## Given task
Copy each line of the data below with the word "series".

## Record extracts
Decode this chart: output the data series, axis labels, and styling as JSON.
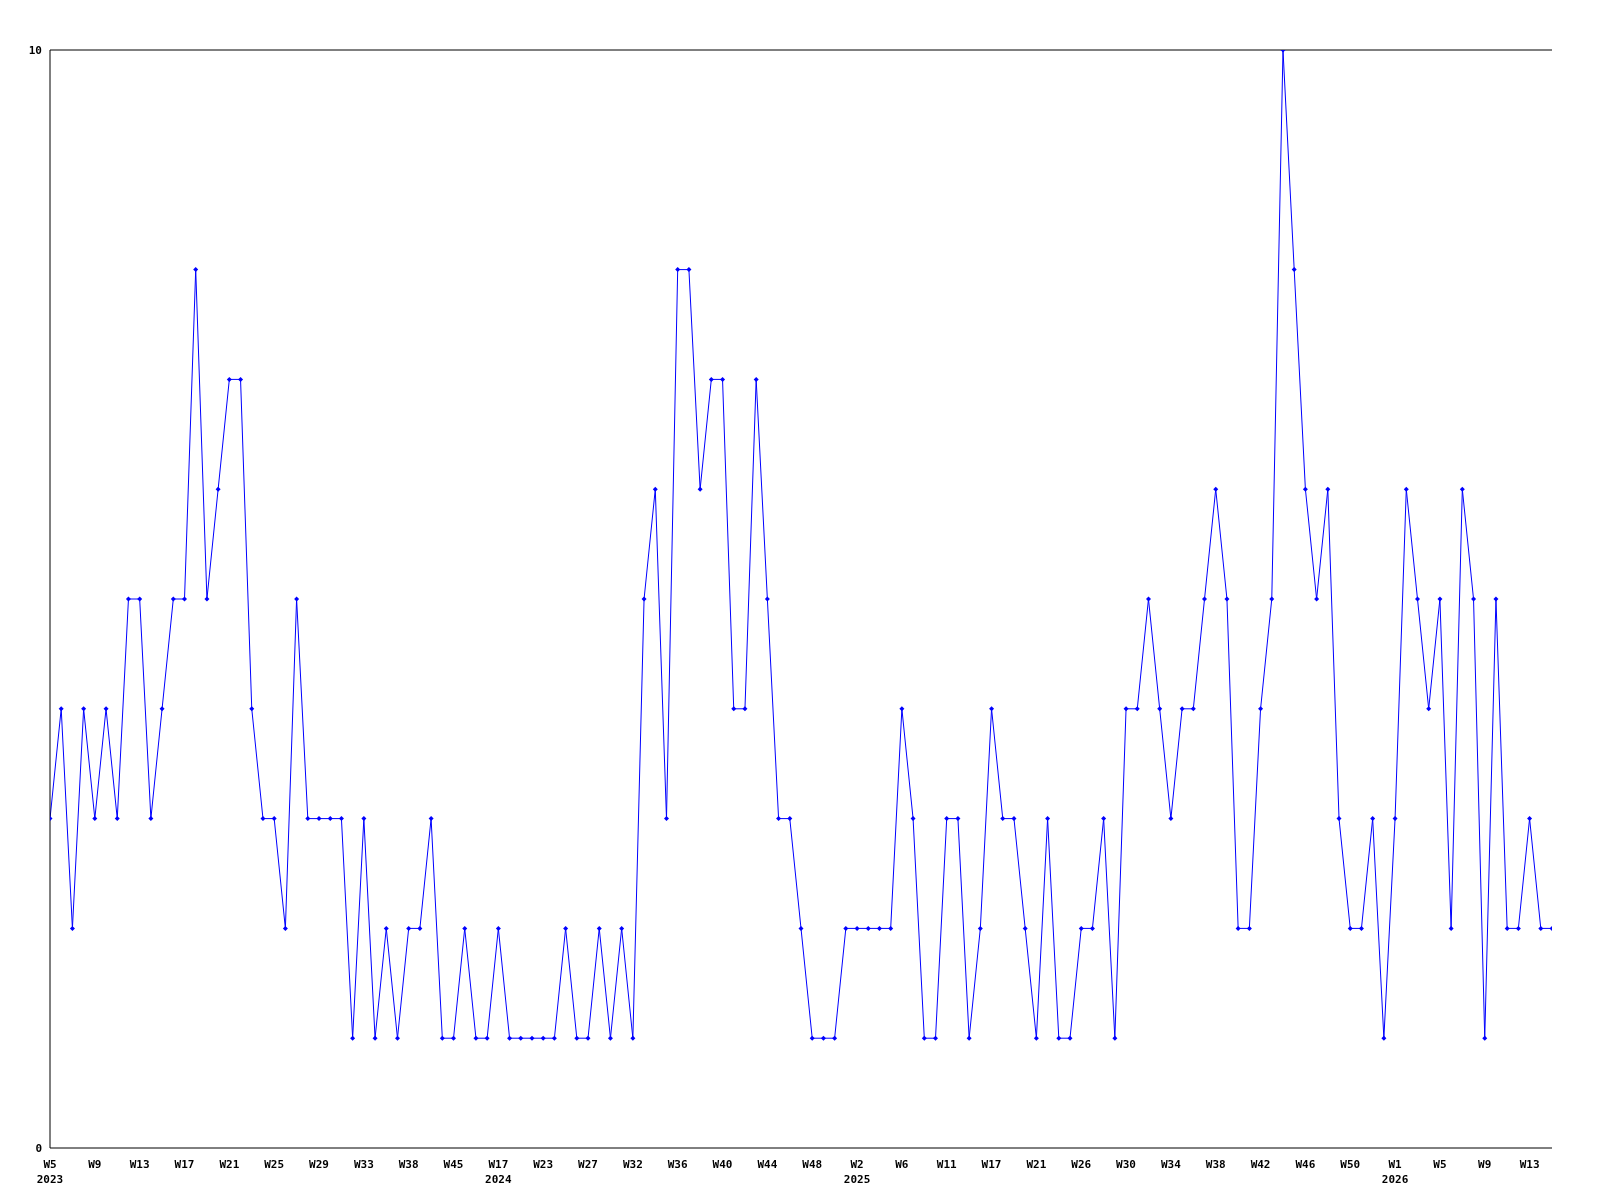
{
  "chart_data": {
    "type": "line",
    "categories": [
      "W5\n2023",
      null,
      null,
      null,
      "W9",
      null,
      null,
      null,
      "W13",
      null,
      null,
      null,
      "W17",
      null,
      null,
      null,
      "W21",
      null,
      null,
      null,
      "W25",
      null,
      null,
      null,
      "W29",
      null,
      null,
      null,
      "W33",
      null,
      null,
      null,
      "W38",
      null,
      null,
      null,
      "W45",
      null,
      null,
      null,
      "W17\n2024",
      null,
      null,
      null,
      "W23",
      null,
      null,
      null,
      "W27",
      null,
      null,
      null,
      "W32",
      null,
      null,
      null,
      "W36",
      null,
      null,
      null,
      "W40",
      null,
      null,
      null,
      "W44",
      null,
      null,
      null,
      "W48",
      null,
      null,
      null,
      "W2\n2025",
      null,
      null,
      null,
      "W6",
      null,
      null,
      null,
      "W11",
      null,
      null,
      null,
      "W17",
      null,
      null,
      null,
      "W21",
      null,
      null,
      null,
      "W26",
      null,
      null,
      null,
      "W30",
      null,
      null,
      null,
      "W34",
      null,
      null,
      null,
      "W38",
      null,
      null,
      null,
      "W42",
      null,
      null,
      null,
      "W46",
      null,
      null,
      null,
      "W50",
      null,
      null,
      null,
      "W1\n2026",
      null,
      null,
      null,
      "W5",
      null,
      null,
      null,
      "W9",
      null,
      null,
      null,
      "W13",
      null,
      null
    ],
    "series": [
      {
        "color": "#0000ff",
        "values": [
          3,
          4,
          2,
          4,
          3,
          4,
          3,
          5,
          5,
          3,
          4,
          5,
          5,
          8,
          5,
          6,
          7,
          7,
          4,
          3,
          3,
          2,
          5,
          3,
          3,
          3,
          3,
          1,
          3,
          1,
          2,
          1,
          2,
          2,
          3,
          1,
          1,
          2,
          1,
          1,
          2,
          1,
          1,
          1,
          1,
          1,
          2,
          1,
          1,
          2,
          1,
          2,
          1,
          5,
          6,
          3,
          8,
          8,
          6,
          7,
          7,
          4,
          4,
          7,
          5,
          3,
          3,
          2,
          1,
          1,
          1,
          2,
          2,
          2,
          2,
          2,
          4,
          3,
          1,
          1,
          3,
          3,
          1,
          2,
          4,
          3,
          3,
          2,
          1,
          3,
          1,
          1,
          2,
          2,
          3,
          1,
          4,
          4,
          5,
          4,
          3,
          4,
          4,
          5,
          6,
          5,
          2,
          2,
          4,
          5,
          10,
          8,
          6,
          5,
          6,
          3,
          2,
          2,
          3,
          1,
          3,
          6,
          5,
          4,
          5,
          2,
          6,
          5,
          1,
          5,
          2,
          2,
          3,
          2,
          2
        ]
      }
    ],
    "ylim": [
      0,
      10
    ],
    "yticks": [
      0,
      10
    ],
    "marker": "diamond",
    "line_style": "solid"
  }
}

## Exercise result
Decode this chart: output the data series, axis labels, and styling as JSON.
    "series": [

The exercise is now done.